Goal. Copy out the whole listing exactly as written, leaving the pictures behind.

Data for processing.
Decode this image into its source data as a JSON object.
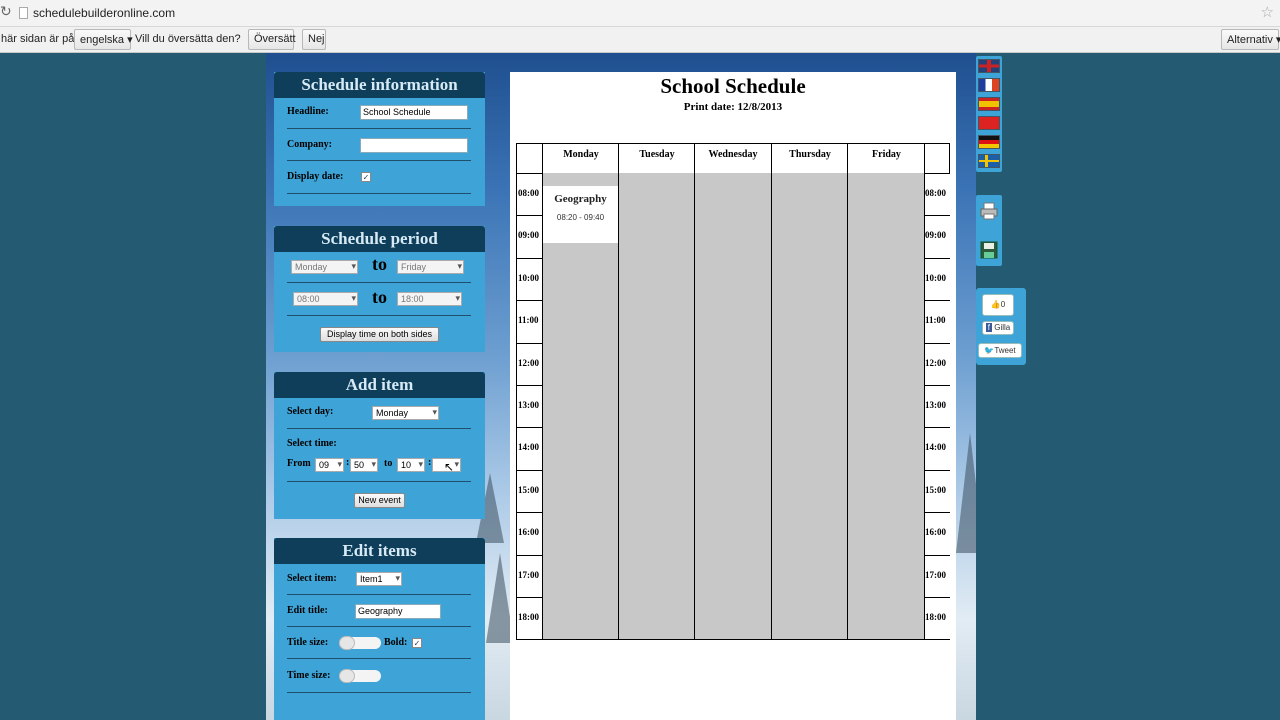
{
  "browser": {
    "url": "schedulebuilderonline.com"
  },
  "translate_bar": {
    "prefix": "här sidan är på",
    "language": "engelska",
    "question": "Vill du översätta den?",
    "translate_label": "Översätt",
    "no_label": "Nej",
    "options_label": "Alternativ"
  },
  "schedule_info": {
    "title": "Schedule information",
    "headline_label": "Headline:",
    "headline_value": "School Schedule",
    "company_label": "Company:",
    "company_value": "",
    "display_date_label": "Display date:",
    "display_date_checked": true
  },
  "schedule_period": {
    "title": "Schedule period",
    "from_day": "Monday",
    "to_word": "to",
    "to_day": "Friday",
    "from_time": "08:00",
    "to_time": "18:00",
    "display_both_sides_label": "Display time on both sides"
  },
  "add_item": {
    "title": "Add item",
    "select_day_label": "Select day:",
    "select_day_value": "Monday",
    "select_time_label": "Select time:",
    "from_label": "From",
    "from_hour": "09",
    "from_min": "50",
    "to_label": "to",
    "to_hour": "10",
    "to_min": "",
    "new_event_label": "New event"
  },
  "edit_items": {
    "title": "Edit items",
    "select_item_label": "Select item:",
    "select_item_value": "Item1",
    "edit_title_label": "Edit title:",
    "edit_title_value": "Geography",
    "title_size_label": "Title size:",
    "bold_label": "Bold:",
    "bold_checked": true,
    "time_size_label": "Time size:"
  },
  "schedule": {
    "title": "School Schedule",
    "print_date": "Print date: 12/8/2013",
    "days": [
      "Monday",
      "Tuesday",
      "Wednesday",
      "Thursday",
      "Friday"
    ],
    "times": [
      "08:00",
      "09:00",
      "10:00",
      "11:00",
      "12:00",
      "13:00",
      "14:00",
      "15:00",
      "16:00",
      "17:00",
      "18:00"
    ],
    "event": {
      "title": "Geography",
      "time": "08:20 - 09:40",
      "day": "Monday"
    }
  },
  "social": {
    "like_count": "0",
    "fb_label": "Gilla",
    "tweet_label": "Tweet"
  },
  "colors": {
    "panel": "#3ea3d6",
    "panel_header": "#0e3e5a",
    "page_bg": "#245a72",
    "grid_cell": "#c8c8c8"
  }
}
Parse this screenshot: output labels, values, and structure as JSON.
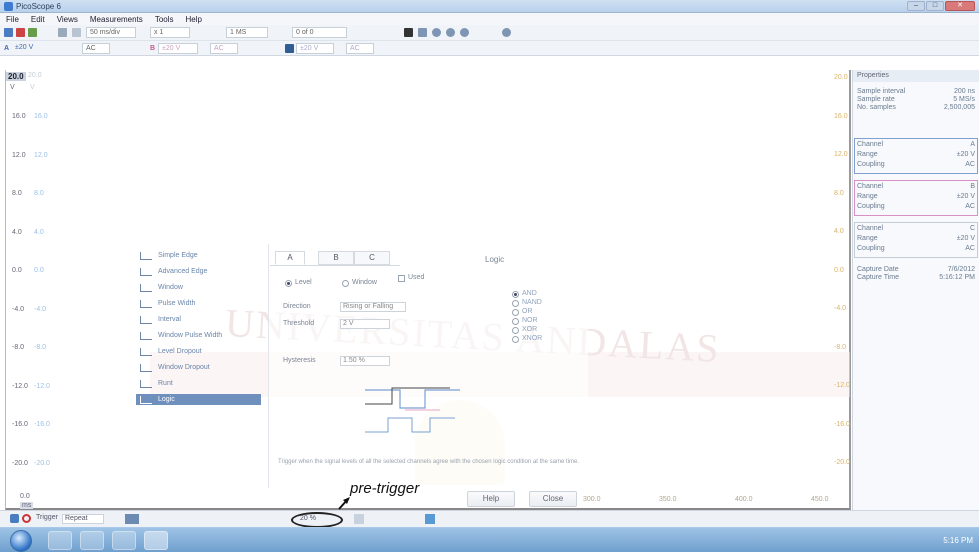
{
  "window": {
    "title": "PicoScope 6"
  },
  "menu": [
    "File",
    "Edit",
    "Views",
    "Measurements",
    "Tools",
    "Help"
  ],
  "toolbar1": {
    "timebase": "50 ms/div",
    "zoom": "x 1",
    "samples": "1 MS",
    "capture": "0 of 0"
  },
  "toolbar2": {
    "channel_a_label": "A",
    "channel_a_range": "±20 V",
    "channel_a_coupling": "AC",
    "channel_b_label": "B",
    "channel_b_range": "±20 V",
    "channel_b_coupling": "AC",
    "channel_c_range": "±20 V",
    "channel_c_coupling": "AC"
  },
  "axis": {
    "top_left": "20.0",
    "unit": "V",
    "y_ticks": [
      "16.0",
      "12.0",
      "8.0",
      "4.0",
      "0.0",
      "-4.0",
      "-8.0",
      "-12.0",
      "-16.0",
      "-20.0"
    ],
    "y_ticks_b": [
      "16.0",
      "12.0",
      "8.0",
      "4.0",
      "0.0",
      "-4.0",
      "-8.0",
      "-12.0",
      "-16.0",
      "-20.0"
    ],
    "y_ticks_right": [
      "20.0",
      "16.0",
      "12.0",
      "8.0",
      "4.0",
      "0.0",
      "-4.0",
      "-8.0",
      "-12.0",
      "-16.0",
      "-20.0"
    ],
    "x_start": "0.0",
    "x_unit": "ms",
    "x_ticks": [
      "300.0",
      "350.0",
      "400.0",
      "450.0"
    ]
  },
  "trigger_list": [
    {
      "label": "Simple Edge",
      "icon": "edge-icon"
    },
    {
      "label": "Advanced Edge",
      "icon": "edge-icon"
    },
    {
      "label": "Window",
      "icon": "window-icon"
    },
    {
      "label": "Pulse Width",
      "icon": "pulse-icon"
    },
    {
      "label": "Interval",
      "icon": "interval-icon"
    },
    {
      "label": "Window Pulse Width",
      "icon": "pulse-icon"
    },
    {
      "label": "Level Dropout",
      "icon": "dropout-icon"
    },
    {
      "label": "Window Dropout",
      "icon": "dropout-icon"
    },
    {
      "label": "Runt",
      "icon": "runt-icon"
    },
    {
      "label": "Logic",
      "icon": "logic-icon"
    }
  ],
  "logic_panel": {
    "tabs": [
      "A",
      "B",
      "C"
    ],
    "level_label": "Level",
    "window_label": "Window",
    "used_label": "Used",
    "logic_title": "Logic",
    "direction_label": "Direction",
    "direction_value": "Rising or Falling",
    "threshold_label": "Threshold",
    "threshold_value": "2 V",
    "hysteresis_label": "Hysteresis",
    "hysteresis_value": "1.50 %",
    "logic_options": [
      "AND",
      "NAND",
      "OR",
      "NOR",
      "XOR",
      "XNOR"
    ],
    "description": "Trigger when the signal levels of all the selected channels agree with the chosen logic condition at the same time.",
    "help_button": "Help",
    "close_button": "Close"
  },
  "watermark": "UNIVERSITAS ANDALAS",
  "annotation": {
    "pre_trigger": "pre-trigger"
  },
  "properties": {
    "title": "Properties",
    "rows": [
      {
        "k": "Sample interval",
        "v": "200 ns"
      },
      {
        "k": "Sample rate",
        "v": "5 MS/s"
      },
      {
        "k": "No. samples",
        "v": "2,500,005"
      }
    ],
    "channels": [
      {
        "channel": "A",
        "range": "±20 V",
        "coupling": "AC"
      },
      {
        "channel": "B",
        "range": "±20 V",
        "coupling": "AC"
      },
      {
        "channel": "C",
        "range": "±20 V",
        "coupling": "AC"
      }
    ],
    "channel_label": "Channel",
    "range_label": "Range",
    "coupling_label": "Coupling",
    "capture_date_label": "Capture Date",
    "capture_date": "7/6/2012",
    "capture_time_label": "Capture Time",
    "capture_time": "5:16:12 PM"
  },
  "statusbar": {
    "trigger_label": "Trigger",
    "trigger_mode": "Repeat",
    "pretrigger_value": "20 %"
  },
  "taskbar": {
    "time": "5:16 PM"
  }
}
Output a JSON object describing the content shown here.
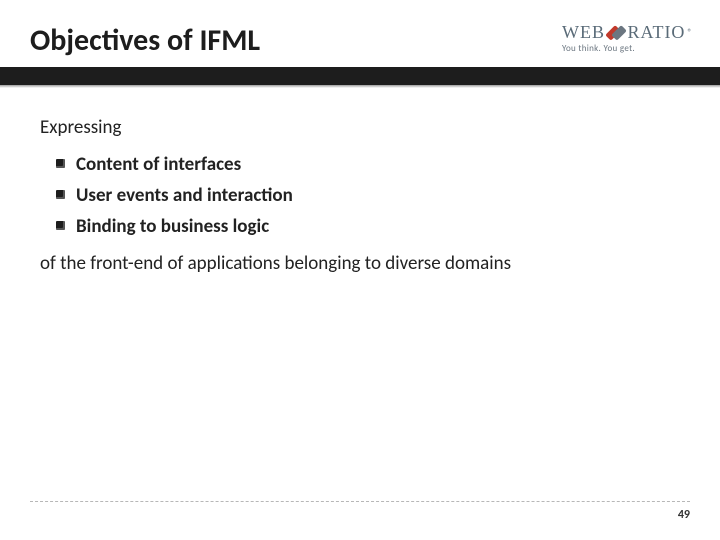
{
  "title": "Objectives of IFML",
  "logo": {
    "part1": "WEB",
    "part2": "RATIO",
    "reg": "®",
    "tagline": "You think. You get."
  },
  "lead": "Expressing",
  "bullets": [
    "Content of interfaces",
    "User events and interaction",
    "Binding to business logic"
  ],
  "tail": "of the front-end of applications belonging to diverse domains",
  "page_number": "49"
}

Finished exercise.
Decode this image into its source data as a JSON object.
{
  "browser": {
    "url": "schedulebuilderonline.com"
  },
  "translate_bar": {
    "prefix": "här sidan är på",
    "language": "engelska",
    "question": "Vill du översätta den?",
    "translate_label": "Översätt",
    "no_label": "Nej",
    "options_label": "Alternativ"
  },
  "schedule_info": {
    "title": "Schedule information",
    "headline_label": "Headline:",
    "headline_value": "School Schedule",
    "company_label": "Company:",
    "company_value": "",
    "display_date_label": "Display date:",
    "display_date_checked": true
  },
  "schedule_period": {
    "title": "Schedule period",
    "from_day": "Monday",
    "to_word": "to",
    "to_day": "Friday",
    "from_time": "08:00",
    "to_time": "18:00",
    "display_both_sides_label": "Display time on both sides"
  },
  "add_item": {
    "title": "Add item",
    "select_day_label": "Select day:",
    "select_day_value": "Monday",
    "select_time_label": "Select time:",
    "from_label": "From",
    "from_hour": "09",
    "from_min": "50",
    "to_label": "to",
    "to_hour": "10",
    "to_min": "",
    "new_event_label": "New event"
  },
  "edit_items": {
    "title": "Edit items",
    "select_item_label": "Select item:",
    "select_item_value": "Item1",
    "edit_title_label": "Edit title:",
    "edit_title_value": "Geography",
    "title_size_label": "Title size:",
    "bold_label": "Bold:",
    "bold_checked": true,
    "time_size_label": "Time size:"
  },
  "schedule": {
    "title": "School Schedule",
    "print_date": "Print date: 12/8/2013",
    "days": [
      "Monday",
      "Tuesday",
      "Wednesday",
      "Thursday",
      "Friday"
    ],
    "times": [
      "08:00",
      "09:00",
      "10:00",
      "11:00",
      "12:00",
      "13:00",
      "14:00",
      "15:00",
      "16:00",
      "17:00",
      "18:00"
    ],
    "event": {
      "title": "Geography",
      "time": "08:20 - 09:40",
      "day": "Monday"
    }
  },
  "social": {
    "like_count": "0",
    "fb_label": "Gilla",
    "tweet_label": "Tweet"
  },
  "colors": {
    "panel": "#3ea3d6",
    "panel_header": "#0e3e5a",
    "page_bg": "#245a72",
    "grid_cell": "#c8c8c8"
  }
}
Parse this screenshot: output labels, values, and structure as JSON.
{
  "window": {
    "title": "PicoScope 6"
  },
  "menu": [
    "File",
    "Edit",
    "Views",
    "Measurements",
    "Tools",
    "Help"
  ],
  "toolbar1": {
    "timebase": "50 ms/div",
    "zoom": "x 1",
    "samples": "1 MS",
    "capture": "0 of 0"
  },
  "toolbar2": {
    "channel_a_label": "A",
    "channel_a_range": "±20 V",
    "channel_a_coupling": "AC",
    "channel_b_label": "B",
    "channel_b_range": "±20 V",
    "channel_b_coupling": "AC",
    "channel_c_range": "±20 V",
    "channel_c_coupling": "AC"
  },
  "axis": {
    "top_left": "20.0",
    "unit": "V",
    "y_ticks": [
      "16.0",
      "12.0",
      "8.0",
      "4.0",
      "0.0",
      "-4.0",
      "-8.0",
      "-12.0",
      "-16.0",
      "-20.0"
    ],
    "y_ticks_b": [
      "16.0",
      "12.0",
      "8.0",
      "4.0",
      "0.0",
      "-4.0",
      "-8.0",
      "-12.0",
      "-16.0",
      "-20.0"
    ],
    "y_ticks_right": [
      "20.0",
      "16.0",
      "12.0",
      "8.0",
      "4.0",
      "0.0",
      "-4.0",
      "-8.0",
      "-12.0",
      "-16.0",
      "-20.0"
    ],
    "x_start": "0.0",
    "x_unit": "ms",
    "x_ticks": [
      "300.0",
      "350.0",
      "400.0",
      "450.0"
    ]
  },
  "trigger_list": [
    {
      "label": "Simple Edge",
      "icon": "edge-icon"
    },
    {
      "label": "Advanced Edge",
      "icon": "edge-icon"
    },
    {
      "label": "Window",
      "icon": "window-icon"
    },
    {
      "label": "Pulse Width",
      "icon": "pulse-icon"
    },
    {
      "label": "Interval",
      "icon": "interval-icon"
    },
    {
      "label": "Window Pulse Width",
      "icon": "pulse-icon"
    },
    {
      "label": "Level Dropout",
      "icon": "dropout-icon"
    },
    {
      "label": "Window Dropout",
      "icon": "dropout-icon"
    },
    {
      "label": "Runt",
      "icon": "runt-icon"
    },
    {
      "label": "Logic",
      "icon": "logic-icon"
    }
  ],
  "logic_panel": {
    "tabs": [
      "A",
      "B",
      "C"
    ],
    "level_label": "Level",
    "window_label": "Window",
    "used_label": "Used",
    "logic_title": "Logic",
    "direction_label": "Direction",
    "direction_value": "Rising or Falling",
    "threshold_label": "Threshold",
    "threshold_value": "2 V",
    "hysteresis_label": "Hysteresis",
    "hysteresis_value": "1.50 %",
    "logic_options": [
      "AND",
      "NAND",
      "OR",
      "NOR",
      "XOR",
      "XNOR"
    ],
    "description": "Trigger when the signal levels of all the selected channels agree with the chosen logic condition at the same time.",
    "help_button": "Help",
    "close_button": "Close"
  },
  "watermark": "UNIVERSITAS ANDALAS",
  "annotation": {
    "pre_trigger": "pre-trigger"
  },
  "properties": {
    "title": "Properties",
    "rows": [
      {
        "k": "Sample interval",
        "v": "200 ns"
      },
      {
        "k": "Sample rate",
        "v": "5 MS/s"
      },
      {
        "k": "No. samples",
        "v": "2,500,005"
      }
    ],
    "channels": [
      {
        "channel": "A",
        "range": "±20 V",
        "coupling": "AC"
      },
      {
        "channel": "B",
        "range": "±20 V",
        "coupling": "AC"
      },
      {
        "channel": "C",
        "range": "±20 V",
        "coupling": "AC"
      }
    ],
    "channel_label": "Channel",
    "range_label": "Range",
    "coupling_label": "Coupling",
    "capture_date_label": "Capture Date",
    "capture_date": "7/6/2012",
    "capture_time_label": "Capture Time",
    "capture_time": "5:16:12 PM"
  },
  "statusbar": {
    "trigger_label": "Trigger",
    "trigger_mode": "Repeat",
    "pretrigger_value": "20 %"
  },
  "taskbar": {
    "time": "5:16 PM"
  }
}
Output a JSON object describing the content shown here.
{
  "title": "Objectives of IFML",
  "logo": {
    "part1": "WEB",
    "part2": "RATIO",
    "reg": "®",
    "tagline": "You think. You get."
  },
  "lead": "Expressing",
  "bullets": [
    "Content of interfaces",
    "User events and interaction",
    "Binding to business logic"
  ],
  "tail": "of the front-end of applications belonging to diverse domains",
  "page_number": "49"
}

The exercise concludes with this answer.